Set exercise:
Collect from the data below each line with "Église".

** BEGIN Extracted entries **

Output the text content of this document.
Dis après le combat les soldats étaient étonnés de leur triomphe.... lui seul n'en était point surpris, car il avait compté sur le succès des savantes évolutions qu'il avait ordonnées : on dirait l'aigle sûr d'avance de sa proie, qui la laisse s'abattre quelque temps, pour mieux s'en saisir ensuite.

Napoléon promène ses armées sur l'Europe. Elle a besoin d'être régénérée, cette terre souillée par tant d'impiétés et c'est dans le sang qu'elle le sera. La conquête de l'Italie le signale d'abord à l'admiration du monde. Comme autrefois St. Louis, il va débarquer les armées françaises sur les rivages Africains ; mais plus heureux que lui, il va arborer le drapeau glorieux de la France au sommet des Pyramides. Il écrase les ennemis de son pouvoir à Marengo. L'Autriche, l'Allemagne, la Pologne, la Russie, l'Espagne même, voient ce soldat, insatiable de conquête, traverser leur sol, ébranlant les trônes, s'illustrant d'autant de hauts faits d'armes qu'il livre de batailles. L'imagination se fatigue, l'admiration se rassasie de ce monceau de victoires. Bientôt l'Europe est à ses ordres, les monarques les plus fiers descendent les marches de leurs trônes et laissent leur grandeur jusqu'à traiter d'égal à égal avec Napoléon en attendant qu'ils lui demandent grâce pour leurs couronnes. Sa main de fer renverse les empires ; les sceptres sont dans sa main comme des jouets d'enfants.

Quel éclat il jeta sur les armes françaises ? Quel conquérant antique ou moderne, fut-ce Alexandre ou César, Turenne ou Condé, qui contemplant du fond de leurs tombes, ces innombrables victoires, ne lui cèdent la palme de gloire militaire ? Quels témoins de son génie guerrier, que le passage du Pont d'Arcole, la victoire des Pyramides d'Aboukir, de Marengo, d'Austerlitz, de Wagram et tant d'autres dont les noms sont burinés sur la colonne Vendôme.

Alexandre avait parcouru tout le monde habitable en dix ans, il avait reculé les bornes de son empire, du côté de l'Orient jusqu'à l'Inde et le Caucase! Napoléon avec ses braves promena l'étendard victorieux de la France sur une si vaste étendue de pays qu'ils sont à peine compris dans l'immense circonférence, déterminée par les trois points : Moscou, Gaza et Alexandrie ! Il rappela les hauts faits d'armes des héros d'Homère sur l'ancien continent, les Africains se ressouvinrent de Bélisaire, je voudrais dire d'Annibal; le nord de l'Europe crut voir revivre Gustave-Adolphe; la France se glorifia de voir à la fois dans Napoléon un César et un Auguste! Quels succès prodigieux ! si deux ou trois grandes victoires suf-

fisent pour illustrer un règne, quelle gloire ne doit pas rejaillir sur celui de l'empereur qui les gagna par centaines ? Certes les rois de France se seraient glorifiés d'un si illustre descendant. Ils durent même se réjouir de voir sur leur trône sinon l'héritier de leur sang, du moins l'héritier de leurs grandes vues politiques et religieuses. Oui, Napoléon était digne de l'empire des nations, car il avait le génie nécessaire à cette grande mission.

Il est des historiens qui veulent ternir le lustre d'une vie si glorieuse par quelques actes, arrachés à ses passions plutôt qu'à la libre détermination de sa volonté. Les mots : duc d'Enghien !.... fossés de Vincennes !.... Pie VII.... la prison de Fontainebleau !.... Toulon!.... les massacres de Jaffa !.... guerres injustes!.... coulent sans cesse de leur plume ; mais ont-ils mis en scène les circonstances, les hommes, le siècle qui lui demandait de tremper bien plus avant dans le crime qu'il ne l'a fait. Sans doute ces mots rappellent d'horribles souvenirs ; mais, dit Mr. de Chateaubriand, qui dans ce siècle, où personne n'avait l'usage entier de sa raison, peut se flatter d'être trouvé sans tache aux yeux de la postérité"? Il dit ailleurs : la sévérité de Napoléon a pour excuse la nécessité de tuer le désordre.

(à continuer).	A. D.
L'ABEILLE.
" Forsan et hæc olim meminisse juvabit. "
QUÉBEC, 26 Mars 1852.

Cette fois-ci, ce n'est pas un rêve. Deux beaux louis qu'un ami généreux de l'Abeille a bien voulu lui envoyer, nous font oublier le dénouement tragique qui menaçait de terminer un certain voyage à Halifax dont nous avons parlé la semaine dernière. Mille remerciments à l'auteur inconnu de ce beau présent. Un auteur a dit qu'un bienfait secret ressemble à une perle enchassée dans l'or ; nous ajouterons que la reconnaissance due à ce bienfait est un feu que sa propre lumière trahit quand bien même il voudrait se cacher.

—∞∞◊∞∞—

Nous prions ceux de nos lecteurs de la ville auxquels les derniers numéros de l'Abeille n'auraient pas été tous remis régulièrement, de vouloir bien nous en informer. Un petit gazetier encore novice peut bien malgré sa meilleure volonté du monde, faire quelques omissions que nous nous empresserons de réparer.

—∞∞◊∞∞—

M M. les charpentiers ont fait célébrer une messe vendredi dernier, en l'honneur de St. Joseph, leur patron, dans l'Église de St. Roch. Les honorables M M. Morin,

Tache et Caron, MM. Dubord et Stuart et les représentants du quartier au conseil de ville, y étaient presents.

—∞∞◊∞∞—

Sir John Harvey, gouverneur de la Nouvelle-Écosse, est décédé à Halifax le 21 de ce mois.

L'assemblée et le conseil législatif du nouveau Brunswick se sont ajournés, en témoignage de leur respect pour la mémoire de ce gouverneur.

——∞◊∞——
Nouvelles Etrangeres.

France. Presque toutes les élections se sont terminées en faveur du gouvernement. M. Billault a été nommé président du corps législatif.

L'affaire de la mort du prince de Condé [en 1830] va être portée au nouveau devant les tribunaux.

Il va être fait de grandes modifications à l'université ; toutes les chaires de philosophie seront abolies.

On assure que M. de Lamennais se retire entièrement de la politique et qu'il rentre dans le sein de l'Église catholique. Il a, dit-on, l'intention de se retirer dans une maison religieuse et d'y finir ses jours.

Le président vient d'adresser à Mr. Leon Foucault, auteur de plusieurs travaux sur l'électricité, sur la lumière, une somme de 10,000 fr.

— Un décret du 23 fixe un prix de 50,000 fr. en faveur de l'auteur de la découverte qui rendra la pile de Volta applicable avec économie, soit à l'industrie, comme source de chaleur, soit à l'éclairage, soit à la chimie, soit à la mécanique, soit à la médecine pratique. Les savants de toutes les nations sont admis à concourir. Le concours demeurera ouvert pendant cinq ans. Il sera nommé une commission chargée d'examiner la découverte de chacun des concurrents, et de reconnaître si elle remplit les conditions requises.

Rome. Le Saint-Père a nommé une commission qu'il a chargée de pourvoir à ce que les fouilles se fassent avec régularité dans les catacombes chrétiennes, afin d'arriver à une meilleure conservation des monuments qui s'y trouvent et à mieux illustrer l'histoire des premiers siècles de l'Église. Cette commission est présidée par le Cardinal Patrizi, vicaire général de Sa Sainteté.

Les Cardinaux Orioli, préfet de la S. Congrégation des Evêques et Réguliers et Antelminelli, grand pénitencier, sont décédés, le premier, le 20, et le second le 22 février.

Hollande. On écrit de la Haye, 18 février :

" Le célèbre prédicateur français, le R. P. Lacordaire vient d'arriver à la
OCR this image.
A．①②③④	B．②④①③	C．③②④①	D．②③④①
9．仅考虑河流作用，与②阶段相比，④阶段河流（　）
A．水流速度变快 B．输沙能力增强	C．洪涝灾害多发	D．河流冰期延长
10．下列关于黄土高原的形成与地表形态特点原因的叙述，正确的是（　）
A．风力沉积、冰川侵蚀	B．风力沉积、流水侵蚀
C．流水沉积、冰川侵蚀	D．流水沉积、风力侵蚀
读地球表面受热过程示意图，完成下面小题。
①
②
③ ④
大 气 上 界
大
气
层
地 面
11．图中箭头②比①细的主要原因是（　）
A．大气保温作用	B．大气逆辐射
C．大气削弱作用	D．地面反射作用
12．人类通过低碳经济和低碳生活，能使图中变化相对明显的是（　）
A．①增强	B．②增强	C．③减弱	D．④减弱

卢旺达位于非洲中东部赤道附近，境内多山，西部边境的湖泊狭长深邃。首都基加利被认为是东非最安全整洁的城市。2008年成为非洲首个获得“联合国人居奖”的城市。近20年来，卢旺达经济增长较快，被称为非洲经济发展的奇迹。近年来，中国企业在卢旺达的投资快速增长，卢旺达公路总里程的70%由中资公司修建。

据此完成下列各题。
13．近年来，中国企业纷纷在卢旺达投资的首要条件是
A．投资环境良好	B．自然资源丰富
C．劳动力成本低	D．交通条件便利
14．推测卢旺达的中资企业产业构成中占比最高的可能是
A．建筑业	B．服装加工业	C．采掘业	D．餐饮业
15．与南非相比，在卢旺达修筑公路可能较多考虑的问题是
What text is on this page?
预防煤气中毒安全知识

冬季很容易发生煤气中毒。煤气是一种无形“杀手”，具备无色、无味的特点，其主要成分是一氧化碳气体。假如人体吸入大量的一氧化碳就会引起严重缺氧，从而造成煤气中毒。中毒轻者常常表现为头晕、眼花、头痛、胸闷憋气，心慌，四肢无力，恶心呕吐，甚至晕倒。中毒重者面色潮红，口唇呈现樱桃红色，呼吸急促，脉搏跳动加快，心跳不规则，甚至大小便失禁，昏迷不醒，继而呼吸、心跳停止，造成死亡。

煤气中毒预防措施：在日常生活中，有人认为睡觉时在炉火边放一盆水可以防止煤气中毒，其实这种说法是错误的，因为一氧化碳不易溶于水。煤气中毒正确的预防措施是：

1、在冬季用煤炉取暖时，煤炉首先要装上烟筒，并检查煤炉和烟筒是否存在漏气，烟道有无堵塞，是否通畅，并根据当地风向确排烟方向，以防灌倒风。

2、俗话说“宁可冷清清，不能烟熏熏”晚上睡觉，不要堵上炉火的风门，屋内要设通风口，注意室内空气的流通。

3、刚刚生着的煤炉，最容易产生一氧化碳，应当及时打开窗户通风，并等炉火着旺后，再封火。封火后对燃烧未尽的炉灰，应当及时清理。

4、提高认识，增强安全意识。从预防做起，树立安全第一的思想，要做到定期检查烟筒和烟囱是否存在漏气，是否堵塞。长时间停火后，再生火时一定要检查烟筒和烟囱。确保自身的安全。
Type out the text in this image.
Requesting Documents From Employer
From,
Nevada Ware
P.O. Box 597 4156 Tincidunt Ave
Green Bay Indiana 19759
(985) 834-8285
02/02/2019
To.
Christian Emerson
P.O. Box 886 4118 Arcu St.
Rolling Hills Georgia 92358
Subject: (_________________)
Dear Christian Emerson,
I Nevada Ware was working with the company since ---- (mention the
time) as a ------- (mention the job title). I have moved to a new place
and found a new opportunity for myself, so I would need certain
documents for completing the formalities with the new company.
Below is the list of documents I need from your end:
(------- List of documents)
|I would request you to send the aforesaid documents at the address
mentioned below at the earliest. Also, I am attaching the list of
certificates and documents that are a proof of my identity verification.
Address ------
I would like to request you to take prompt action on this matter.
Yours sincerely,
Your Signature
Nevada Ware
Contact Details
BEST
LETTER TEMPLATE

** END Extracted entries **

Exercise result:
M M. les charpentiers ont fait célébrer une messe vendredi dernier, en l'honneur de St. Joseph, leur patron, dans l'Église de St. Roch. Les honorables M M. Morin,
On assure que M. de Lamennais se retire entièrement de la politique et qu'il rentre dans le sein de l'Église catholique. Il a, dit-on, l'intention de se retirer dans une maison religieuse et d'y finir ses jours.
Rome. Le Saint-Père a nommé une commission qu'il a chargée de pourvoir à ce que les fouilles se fassent avec régularité dans les catacombes chrétiennes, afin d'arriver à une meilleure conservation des monuments qui s'y trouvent et à mieux illustrer l'histoire des premiers siècles de l'Église. Cette commission est présidée par le Cardinal Patrizi, vicaire général de Sa Sainteté.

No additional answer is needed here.